◆ WHAT IS NEEDED
Please quote every line word for word.

— begin INFORMATION PROVIDED —

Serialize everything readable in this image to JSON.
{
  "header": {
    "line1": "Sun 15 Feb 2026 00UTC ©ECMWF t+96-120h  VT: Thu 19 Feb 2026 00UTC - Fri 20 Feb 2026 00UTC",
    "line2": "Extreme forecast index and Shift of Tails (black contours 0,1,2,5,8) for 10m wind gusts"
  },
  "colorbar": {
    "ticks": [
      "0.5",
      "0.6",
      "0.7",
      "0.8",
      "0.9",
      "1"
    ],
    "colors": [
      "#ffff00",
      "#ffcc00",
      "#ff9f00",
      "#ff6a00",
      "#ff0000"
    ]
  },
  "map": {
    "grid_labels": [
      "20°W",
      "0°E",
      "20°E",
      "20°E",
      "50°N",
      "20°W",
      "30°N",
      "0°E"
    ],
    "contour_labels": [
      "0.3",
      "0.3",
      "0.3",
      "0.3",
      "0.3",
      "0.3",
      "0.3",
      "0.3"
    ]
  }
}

— end INFORMATION PROVIDED —

◆ EXERCISE ANSWER
Serialize everything readable in this image to JSON.
{
  "header": {
    "line1": "Sun 15 Feb 2026 00UTC ©ECMWF t+96-120h  VT: Thu 19 Feb 2026 00UTC - Fri 20 Feb 2026 00UTC",
    "line2": "Extreme forecast index and Shift of Tails (black contours 0,1,2,5,8) for 10m wind gusts"
  },
  "colorbar": {
    "ticks": [
      "0.5",
      "0.6",
      "0.7",
      "0.8",
      "0.9",
      "1"
    ],
    "colors": [
      "#ffff00",
      "#ffcc00",
      "#ff9f00",
      "#ff6a00",
      "#ff0000"
    ]
  },
  "map": {
    "grid_labels": [
      "20°W",
      "0°E",
      "20°E",
      "20°E",
      "50°N",
      "20°W",
      "30°N",
      "0°E"
    ],
    "contour_labels": [
      "0.3",
      "0.3",
      "0.3",
      "0.3",
      "0.3",
      "0.3",
      "0.3",
      "0.3"
    ]
  }
}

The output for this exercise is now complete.